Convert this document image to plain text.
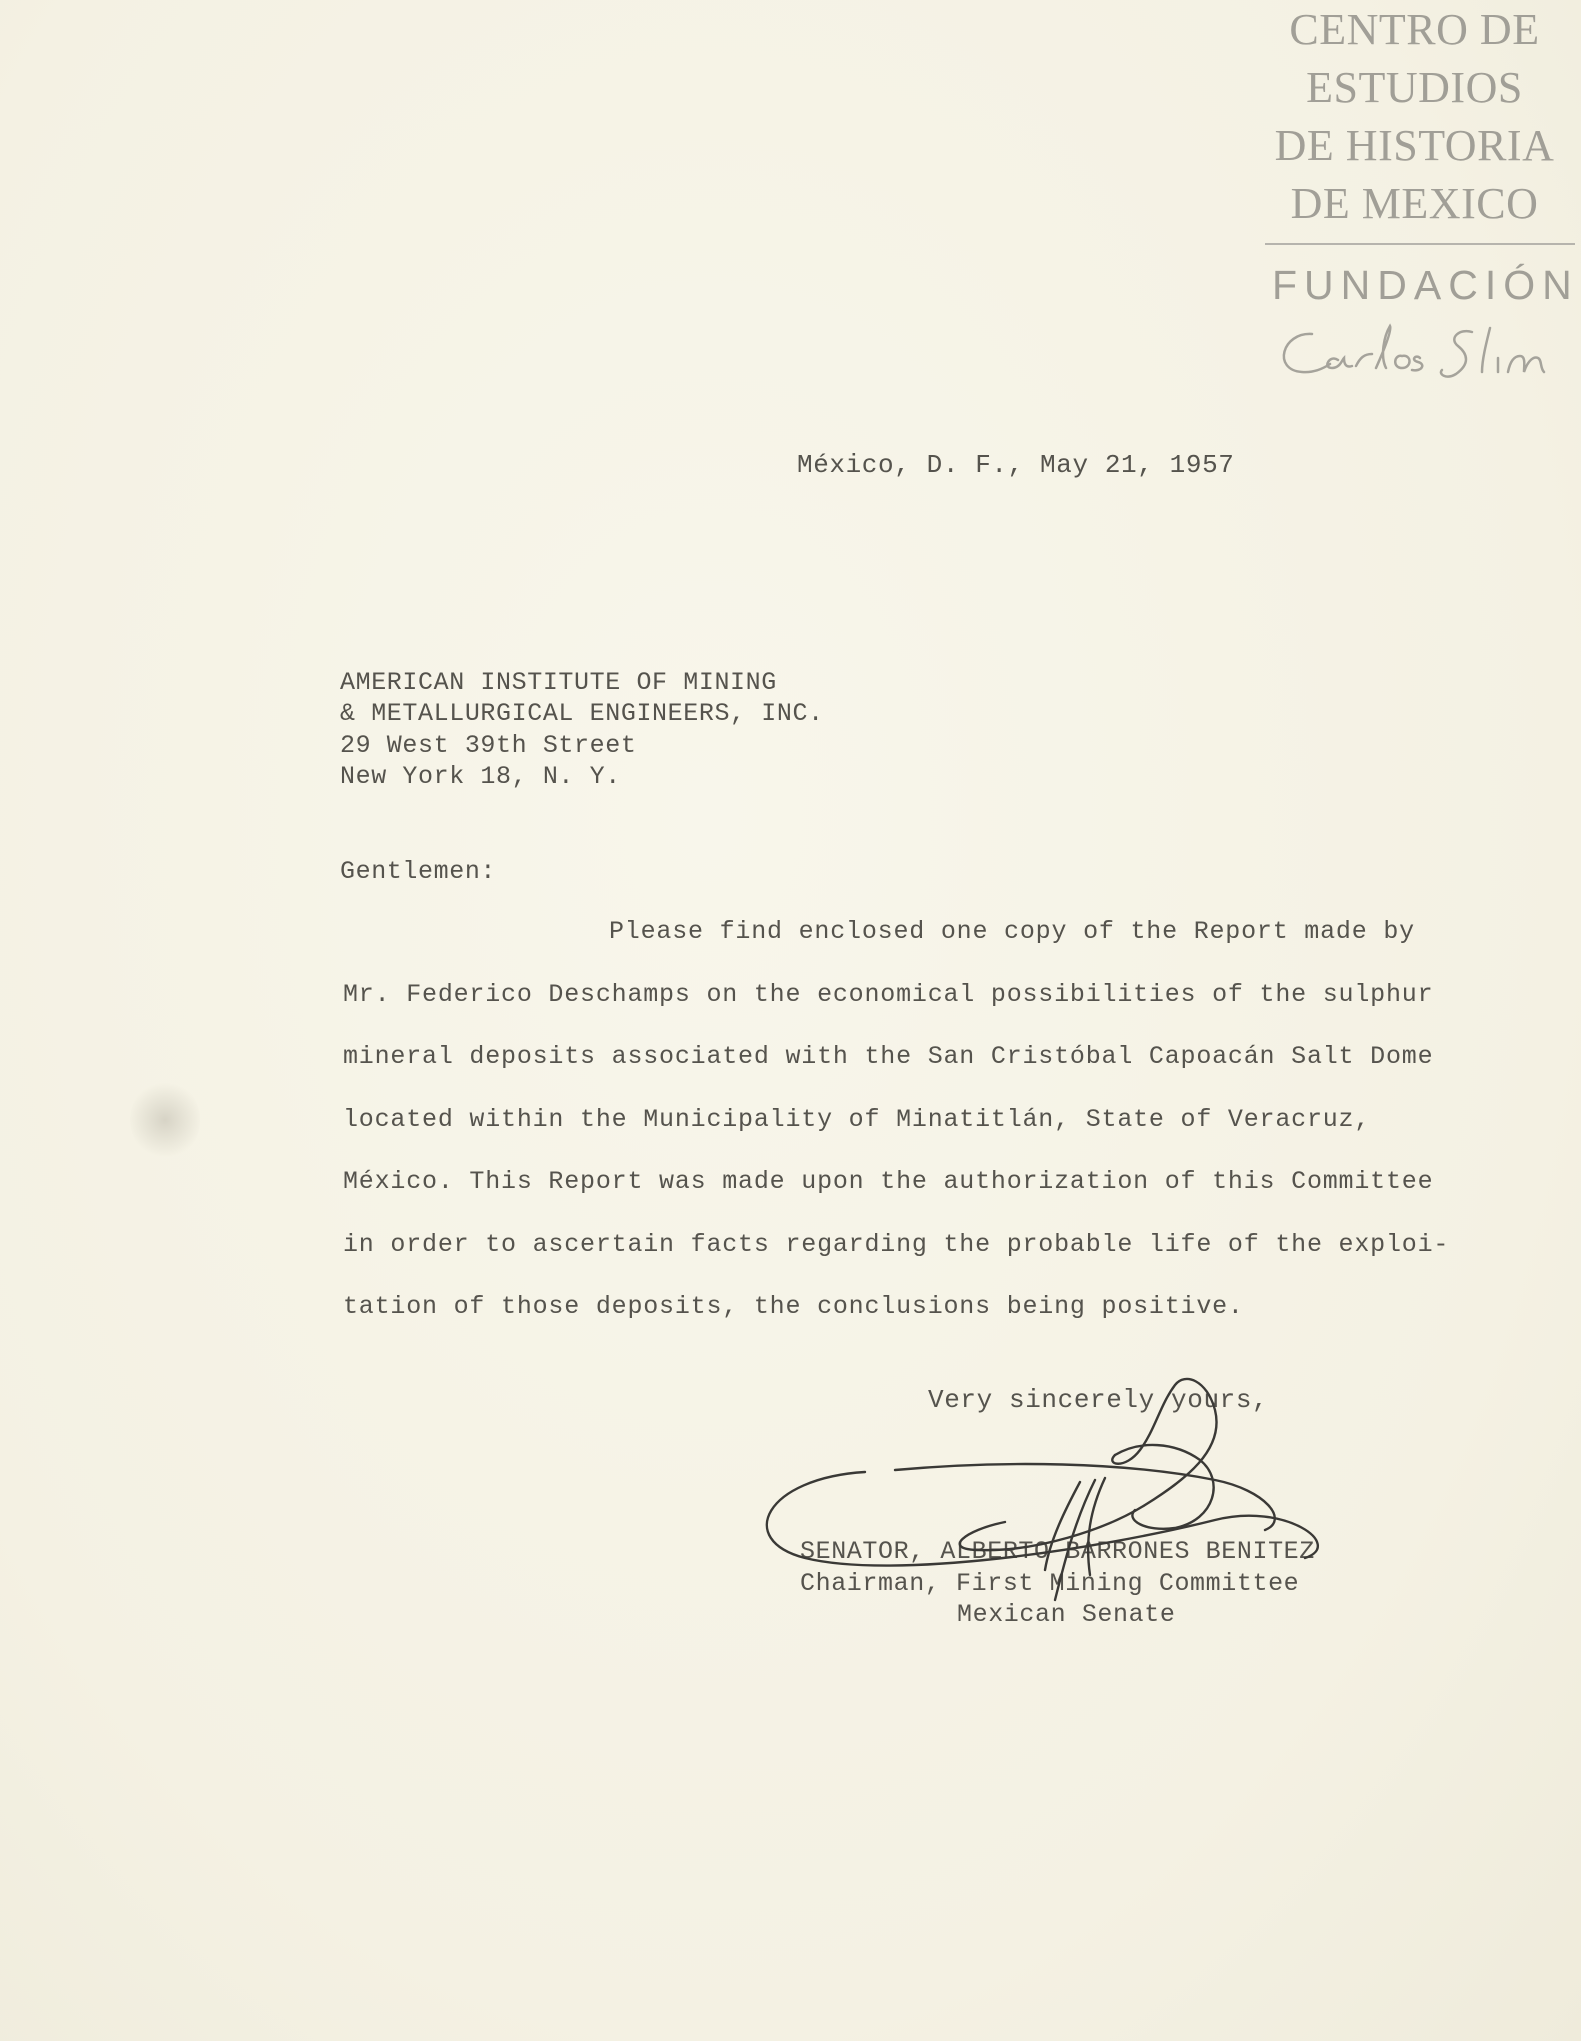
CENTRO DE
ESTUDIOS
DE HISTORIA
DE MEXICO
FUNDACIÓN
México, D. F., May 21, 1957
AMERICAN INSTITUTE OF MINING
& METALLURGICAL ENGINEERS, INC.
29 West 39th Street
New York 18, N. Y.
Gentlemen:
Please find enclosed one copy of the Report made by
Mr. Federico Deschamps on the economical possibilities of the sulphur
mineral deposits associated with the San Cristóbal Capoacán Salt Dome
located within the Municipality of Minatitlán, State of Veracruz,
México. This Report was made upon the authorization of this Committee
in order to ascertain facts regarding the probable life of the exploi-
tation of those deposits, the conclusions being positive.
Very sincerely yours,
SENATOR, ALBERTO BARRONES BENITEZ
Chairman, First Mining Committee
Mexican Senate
════════════════
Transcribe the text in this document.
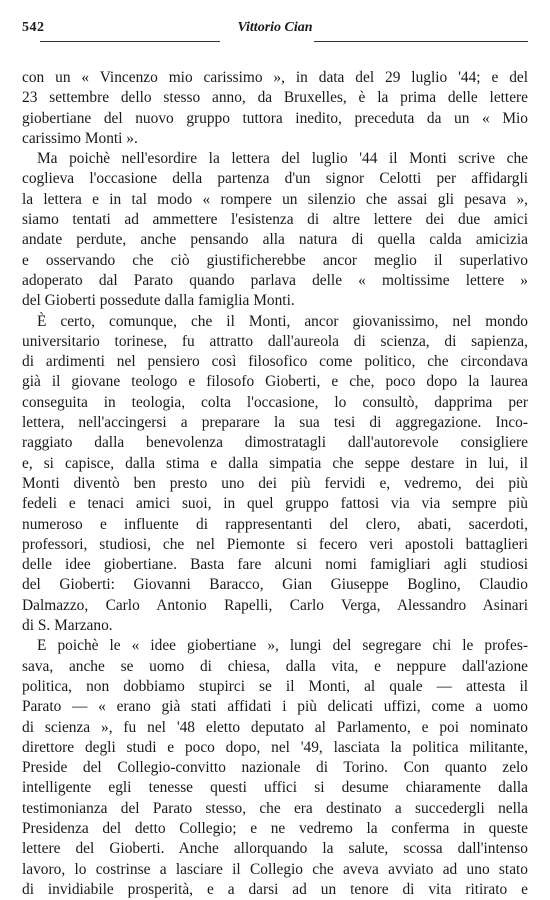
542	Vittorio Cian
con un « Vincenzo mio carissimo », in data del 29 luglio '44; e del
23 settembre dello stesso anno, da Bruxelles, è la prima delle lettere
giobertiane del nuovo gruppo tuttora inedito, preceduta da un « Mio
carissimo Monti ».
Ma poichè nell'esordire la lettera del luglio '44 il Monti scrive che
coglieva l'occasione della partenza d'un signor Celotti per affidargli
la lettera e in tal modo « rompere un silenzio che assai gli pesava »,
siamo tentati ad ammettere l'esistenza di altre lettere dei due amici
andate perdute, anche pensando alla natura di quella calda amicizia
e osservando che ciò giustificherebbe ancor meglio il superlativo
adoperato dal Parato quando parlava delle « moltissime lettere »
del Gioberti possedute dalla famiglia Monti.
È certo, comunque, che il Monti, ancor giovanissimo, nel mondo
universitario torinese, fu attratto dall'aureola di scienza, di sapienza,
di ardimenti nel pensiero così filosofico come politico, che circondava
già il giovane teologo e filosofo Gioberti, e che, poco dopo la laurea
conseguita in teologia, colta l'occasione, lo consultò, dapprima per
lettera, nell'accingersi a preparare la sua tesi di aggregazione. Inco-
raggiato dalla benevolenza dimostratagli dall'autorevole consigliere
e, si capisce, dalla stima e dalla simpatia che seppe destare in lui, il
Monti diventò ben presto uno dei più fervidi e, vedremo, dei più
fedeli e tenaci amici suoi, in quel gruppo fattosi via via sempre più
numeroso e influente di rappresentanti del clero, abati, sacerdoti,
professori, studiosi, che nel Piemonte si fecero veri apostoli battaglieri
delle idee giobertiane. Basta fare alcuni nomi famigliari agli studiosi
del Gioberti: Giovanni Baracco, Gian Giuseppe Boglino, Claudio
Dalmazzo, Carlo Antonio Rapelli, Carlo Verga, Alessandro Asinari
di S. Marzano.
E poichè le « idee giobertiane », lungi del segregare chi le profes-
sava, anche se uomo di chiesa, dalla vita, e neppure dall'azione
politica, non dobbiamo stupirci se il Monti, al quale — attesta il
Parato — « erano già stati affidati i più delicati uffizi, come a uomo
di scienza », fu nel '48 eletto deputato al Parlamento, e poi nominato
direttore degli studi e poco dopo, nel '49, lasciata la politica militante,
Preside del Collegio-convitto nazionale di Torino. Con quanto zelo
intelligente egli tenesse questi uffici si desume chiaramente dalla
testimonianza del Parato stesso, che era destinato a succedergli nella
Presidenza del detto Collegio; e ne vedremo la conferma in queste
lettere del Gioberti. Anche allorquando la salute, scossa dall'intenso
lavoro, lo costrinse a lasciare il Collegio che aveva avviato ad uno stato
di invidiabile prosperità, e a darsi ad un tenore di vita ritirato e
════════════════
§ **TASK INSTRUCTIONS**: List all lines above in which the string "uomo" appears.

§ **EXERCISE OUTPUT**:
sava, anche se uomo di chiesa, dalla vita, e neppure dall'azione
Parato — « erano già stati affidati i più delicati uffizi, come a uomo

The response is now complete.